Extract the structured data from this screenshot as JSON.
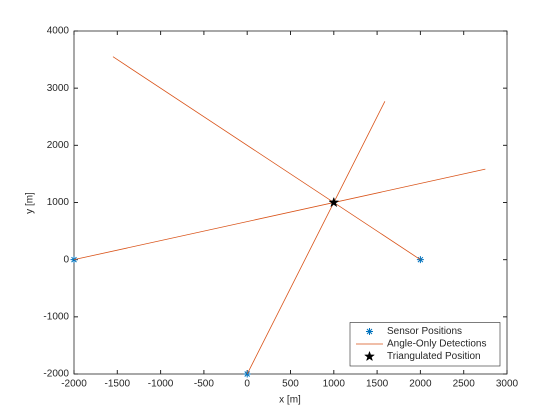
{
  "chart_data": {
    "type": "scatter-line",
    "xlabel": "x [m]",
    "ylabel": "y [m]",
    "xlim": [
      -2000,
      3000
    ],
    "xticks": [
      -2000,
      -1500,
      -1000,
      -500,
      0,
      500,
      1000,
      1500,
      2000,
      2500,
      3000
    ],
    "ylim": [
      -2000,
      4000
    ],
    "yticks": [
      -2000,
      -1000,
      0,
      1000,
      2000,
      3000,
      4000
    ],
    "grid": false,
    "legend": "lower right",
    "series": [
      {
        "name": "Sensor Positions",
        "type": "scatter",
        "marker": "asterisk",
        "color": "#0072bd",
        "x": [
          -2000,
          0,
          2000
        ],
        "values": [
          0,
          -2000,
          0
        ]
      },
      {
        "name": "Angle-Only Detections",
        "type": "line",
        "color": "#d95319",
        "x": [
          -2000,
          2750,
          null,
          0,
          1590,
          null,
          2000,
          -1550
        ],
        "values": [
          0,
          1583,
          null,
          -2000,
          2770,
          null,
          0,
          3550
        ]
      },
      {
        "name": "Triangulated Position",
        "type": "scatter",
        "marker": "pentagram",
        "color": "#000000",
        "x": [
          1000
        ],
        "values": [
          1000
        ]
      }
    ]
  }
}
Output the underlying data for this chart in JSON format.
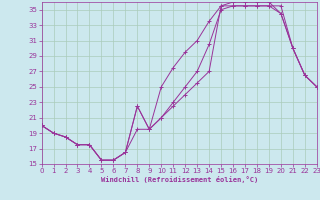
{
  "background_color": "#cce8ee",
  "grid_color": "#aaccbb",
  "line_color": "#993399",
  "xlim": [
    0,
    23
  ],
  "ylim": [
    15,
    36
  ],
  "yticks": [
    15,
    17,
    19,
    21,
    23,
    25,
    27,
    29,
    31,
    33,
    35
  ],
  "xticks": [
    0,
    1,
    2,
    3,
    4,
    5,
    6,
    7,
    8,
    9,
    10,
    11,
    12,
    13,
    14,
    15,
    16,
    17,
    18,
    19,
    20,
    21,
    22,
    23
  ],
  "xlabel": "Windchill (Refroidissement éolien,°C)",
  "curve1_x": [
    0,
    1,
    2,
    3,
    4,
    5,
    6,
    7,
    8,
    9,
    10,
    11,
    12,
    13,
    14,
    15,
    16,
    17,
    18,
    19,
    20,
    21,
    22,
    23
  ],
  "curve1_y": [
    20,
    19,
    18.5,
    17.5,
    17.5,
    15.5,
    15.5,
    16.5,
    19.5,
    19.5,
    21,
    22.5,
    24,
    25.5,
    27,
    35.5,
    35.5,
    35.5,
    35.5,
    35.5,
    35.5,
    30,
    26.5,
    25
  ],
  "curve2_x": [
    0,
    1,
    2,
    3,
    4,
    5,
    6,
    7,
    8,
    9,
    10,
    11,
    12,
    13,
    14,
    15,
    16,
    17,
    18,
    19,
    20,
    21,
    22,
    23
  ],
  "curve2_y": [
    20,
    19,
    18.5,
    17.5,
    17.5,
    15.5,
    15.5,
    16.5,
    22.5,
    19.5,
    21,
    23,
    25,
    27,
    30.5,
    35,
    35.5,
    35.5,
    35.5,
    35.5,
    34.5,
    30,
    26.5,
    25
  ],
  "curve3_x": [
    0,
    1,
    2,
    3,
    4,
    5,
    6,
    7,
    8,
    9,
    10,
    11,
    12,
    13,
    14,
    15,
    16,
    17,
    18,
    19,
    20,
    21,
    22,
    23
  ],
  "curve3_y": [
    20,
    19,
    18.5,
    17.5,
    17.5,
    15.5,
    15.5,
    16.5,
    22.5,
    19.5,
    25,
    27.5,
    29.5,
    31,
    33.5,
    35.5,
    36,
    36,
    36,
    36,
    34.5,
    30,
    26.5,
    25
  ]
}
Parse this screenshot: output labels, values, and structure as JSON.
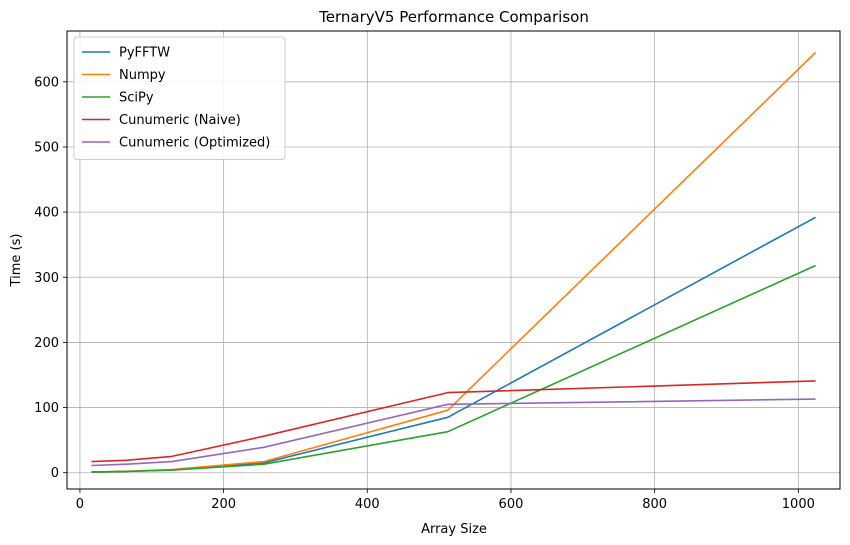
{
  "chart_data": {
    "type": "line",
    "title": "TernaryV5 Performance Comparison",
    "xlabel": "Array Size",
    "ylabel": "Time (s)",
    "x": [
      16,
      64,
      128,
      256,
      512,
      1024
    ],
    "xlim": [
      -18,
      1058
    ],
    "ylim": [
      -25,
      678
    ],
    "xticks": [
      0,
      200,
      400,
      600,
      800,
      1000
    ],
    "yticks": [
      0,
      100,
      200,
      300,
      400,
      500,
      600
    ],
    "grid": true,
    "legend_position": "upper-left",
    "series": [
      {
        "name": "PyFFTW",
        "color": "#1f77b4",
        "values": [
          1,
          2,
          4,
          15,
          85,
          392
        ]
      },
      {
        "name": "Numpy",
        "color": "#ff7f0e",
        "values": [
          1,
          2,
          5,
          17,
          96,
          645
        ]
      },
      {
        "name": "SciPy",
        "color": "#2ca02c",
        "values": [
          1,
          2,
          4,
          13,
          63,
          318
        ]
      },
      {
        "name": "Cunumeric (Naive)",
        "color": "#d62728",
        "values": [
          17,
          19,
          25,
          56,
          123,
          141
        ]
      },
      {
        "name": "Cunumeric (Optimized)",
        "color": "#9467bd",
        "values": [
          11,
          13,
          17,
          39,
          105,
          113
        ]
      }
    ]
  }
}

### Given instruction
Copy every line that contains the string "xlabel".

### Solution below
    "xlabel": "x [m]",
  "xlabel": "Windchill (Refroidissement éolien,°C)",
    "xlabel": "Array Size",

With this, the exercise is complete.